• [What is being asked]: Copy out all lines of the records in which the word "JSON" appears.

::: Entries provided

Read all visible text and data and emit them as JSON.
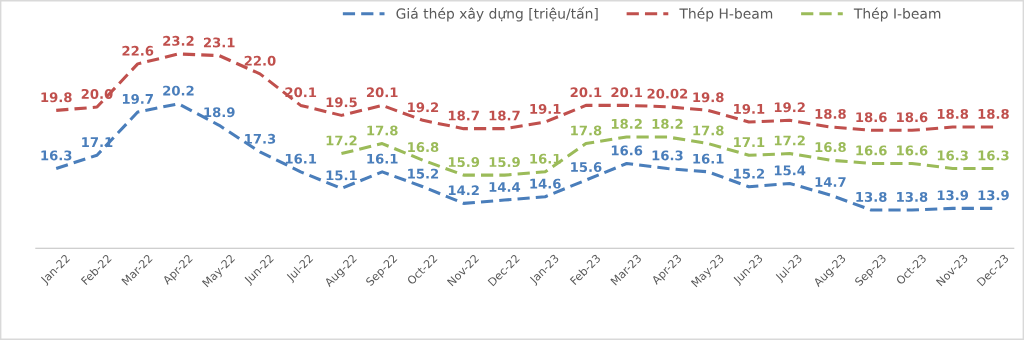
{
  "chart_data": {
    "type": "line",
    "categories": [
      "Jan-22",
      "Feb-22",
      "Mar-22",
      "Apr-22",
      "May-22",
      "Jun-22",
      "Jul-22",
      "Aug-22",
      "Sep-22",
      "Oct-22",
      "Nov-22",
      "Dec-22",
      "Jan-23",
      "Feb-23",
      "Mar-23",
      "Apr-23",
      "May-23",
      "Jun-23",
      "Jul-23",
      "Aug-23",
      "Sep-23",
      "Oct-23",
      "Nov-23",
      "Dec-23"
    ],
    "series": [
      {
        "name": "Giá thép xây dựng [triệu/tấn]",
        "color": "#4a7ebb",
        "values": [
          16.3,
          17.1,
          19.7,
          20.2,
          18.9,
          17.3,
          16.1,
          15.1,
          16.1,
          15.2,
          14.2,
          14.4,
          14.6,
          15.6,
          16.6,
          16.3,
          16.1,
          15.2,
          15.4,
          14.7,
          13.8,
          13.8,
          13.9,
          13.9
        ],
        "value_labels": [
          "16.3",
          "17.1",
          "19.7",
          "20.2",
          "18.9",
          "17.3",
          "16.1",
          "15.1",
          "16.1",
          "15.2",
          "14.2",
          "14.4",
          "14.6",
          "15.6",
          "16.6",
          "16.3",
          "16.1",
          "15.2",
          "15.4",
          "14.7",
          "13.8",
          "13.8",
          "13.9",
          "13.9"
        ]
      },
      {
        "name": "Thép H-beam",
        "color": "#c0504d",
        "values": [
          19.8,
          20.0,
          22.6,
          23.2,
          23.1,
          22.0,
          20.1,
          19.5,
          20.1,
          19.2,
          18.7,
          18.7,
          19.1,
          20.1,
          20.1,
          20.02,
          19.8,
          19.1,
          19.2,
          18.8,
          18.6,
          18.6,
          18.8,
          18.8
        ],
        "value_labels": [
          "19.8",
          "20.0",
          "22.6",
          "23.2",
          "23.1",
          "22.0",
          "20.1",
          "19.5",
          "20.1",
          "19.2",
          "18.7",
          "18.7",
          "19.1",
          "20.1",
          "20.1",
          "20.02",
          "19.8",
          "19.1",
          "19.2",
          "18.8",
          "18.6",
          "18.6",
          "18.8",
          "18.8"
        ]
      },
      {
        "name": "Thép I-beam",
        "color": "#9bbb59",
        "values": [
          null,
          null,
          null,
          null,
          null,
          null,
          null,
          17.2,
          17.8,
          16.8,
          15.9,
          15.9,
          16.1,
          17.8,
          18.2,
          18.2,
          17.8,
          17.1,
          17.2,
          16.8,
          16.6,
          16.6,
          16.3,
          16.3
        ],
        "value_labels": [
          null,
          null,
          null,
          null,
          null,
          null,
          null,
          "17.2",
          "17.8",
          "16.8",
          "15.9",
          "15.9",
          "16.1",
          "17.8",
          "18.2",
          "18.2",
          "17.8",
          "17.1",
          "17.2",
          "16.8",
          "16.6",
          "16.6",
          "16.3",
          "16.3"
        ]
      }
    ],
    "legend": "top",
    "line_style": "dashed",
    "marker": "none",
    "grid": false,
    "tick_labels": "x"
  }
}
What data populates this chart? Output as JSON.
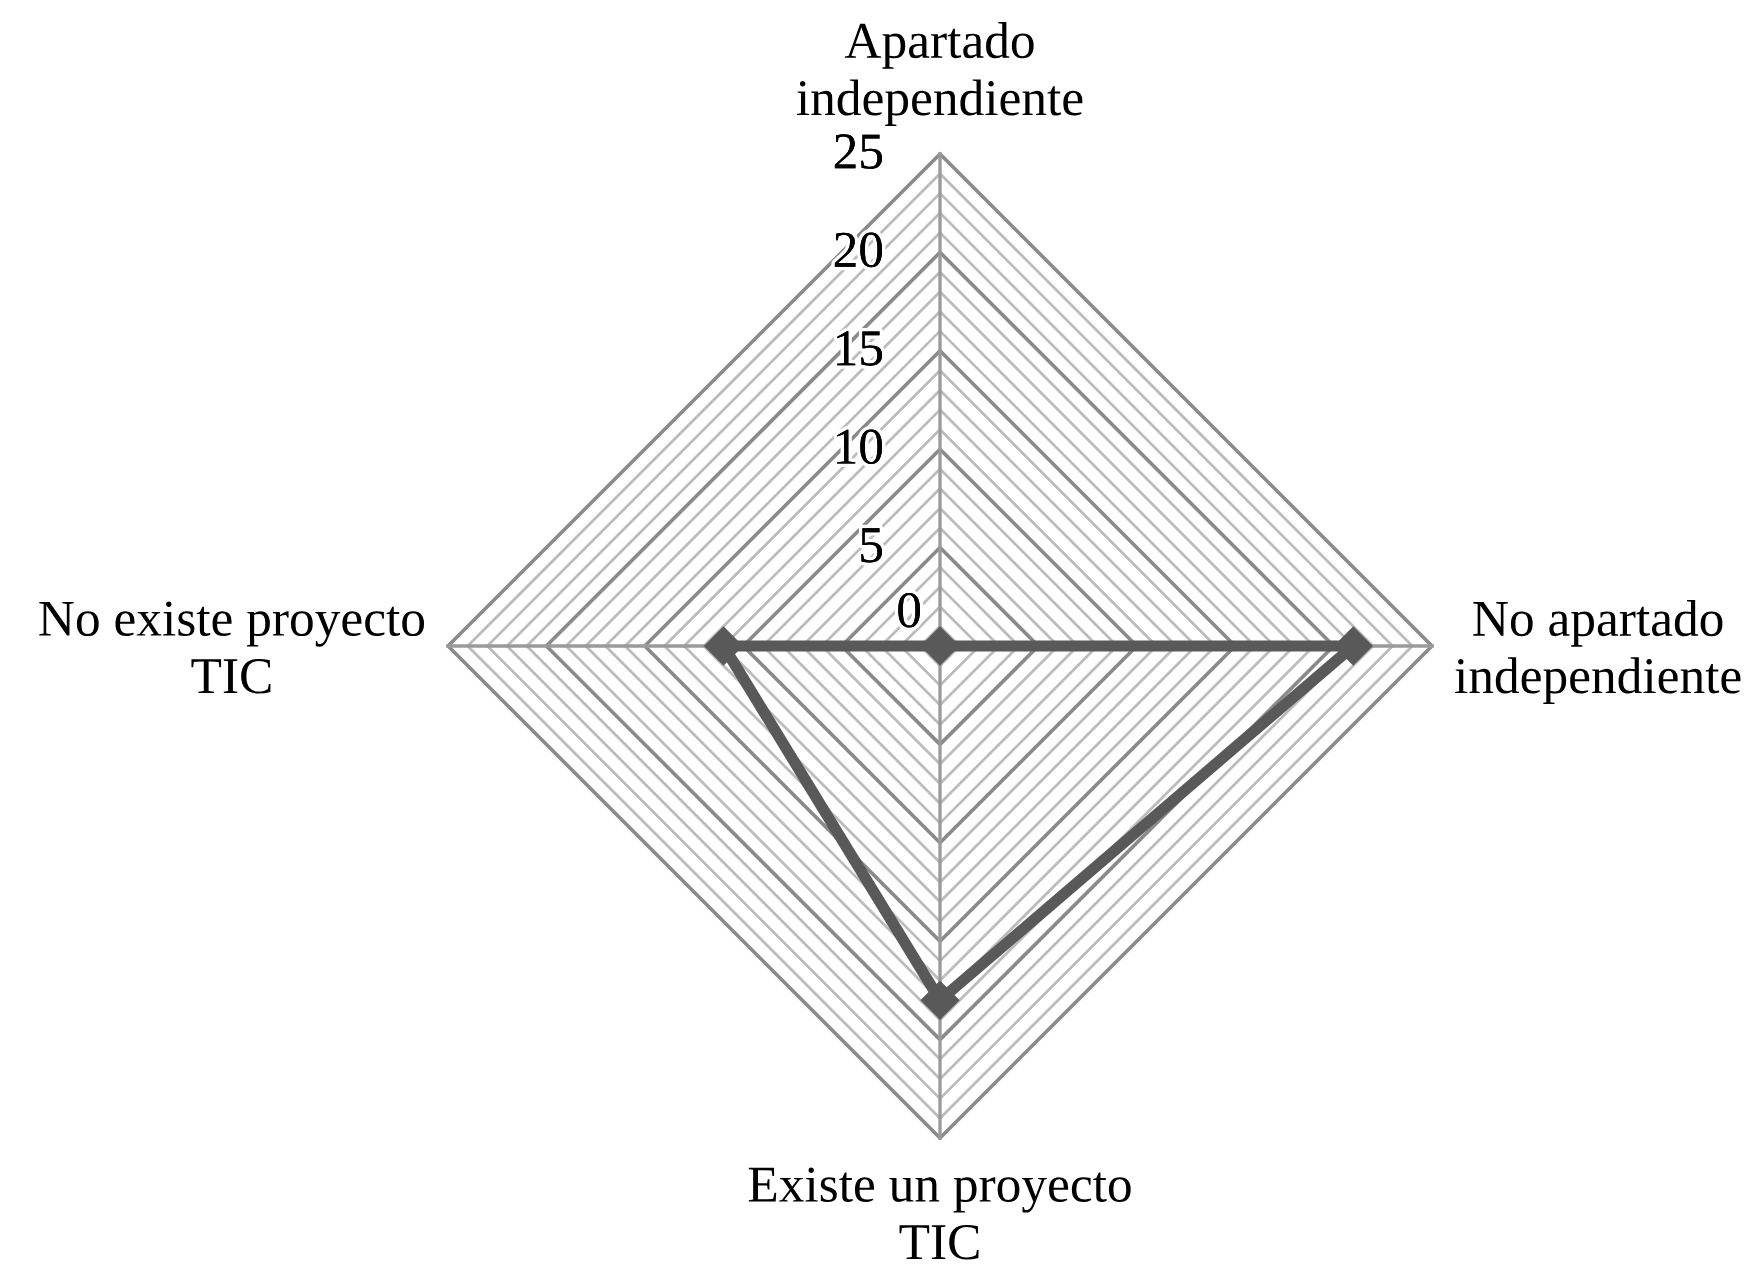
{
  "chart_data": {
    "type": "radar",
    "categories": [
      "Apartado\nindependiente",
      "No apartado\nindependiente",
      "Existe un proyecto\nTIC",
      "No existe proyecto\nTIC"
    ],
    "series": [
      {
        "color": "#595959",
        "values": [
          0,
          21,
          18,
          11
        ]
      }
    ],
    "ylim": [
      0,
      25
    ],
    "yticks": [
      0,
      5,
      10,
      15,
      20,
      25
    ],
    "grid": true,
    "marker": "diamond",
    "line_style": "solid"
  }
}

::::::

• [Final result]:
Read all visible text and data and emit them as JSON.
What data populates this chart? Output as JSON.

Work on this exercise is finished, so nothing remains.